WHAT IS EXPECTED » Separate out the lines that hold "Heliocentric".

INPUT FOR THIS TASK »
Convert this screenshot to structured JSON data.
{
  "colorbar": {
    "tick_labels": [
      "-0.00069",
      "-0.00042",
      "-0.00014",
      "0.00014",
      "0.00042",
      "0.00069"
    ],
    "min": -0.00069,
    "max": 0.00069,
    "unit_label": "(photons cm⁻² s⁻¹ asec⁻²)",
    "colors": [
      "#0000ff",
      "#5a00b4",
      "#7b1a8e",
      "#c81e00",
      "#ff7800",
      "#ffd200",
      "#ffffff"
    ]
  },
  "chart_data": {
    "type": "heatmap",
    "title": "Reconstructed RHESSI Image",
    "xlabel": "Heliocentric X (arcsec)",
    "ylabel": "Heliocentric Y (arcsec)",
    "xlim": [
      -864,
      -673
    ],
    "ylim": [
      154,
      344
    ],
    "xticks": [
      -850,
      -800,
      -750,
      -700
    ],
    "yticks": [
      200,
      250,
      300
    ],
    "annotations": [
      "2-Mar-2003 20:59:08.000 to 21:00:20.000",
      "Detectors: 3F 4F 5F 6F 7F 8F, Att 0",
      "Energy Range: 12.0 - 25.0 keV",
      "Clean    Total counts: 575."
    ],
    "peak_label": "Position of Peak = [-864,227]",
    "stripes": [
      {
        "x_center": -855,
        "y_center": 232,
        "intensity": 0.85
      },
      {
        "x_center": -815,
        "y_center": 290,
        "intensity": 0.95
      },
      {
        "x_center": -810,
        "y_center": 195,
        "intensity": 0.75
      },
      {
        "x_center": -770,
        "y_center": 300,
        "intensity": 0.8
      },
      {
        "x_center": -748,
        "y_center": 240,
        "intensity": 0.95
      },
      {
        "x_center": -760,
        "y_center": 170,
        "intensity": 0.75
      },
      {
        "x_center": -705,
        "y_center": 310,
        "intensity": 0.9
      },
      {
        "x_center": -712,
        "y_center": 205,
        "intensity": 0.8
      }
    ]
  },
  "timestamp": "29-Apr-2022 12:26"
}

EXERCISE SOLUTION »
    "xlabel": "Heliocentric X (arcsec)",
    "ylabel": "Heliocentric Y (arcsec)",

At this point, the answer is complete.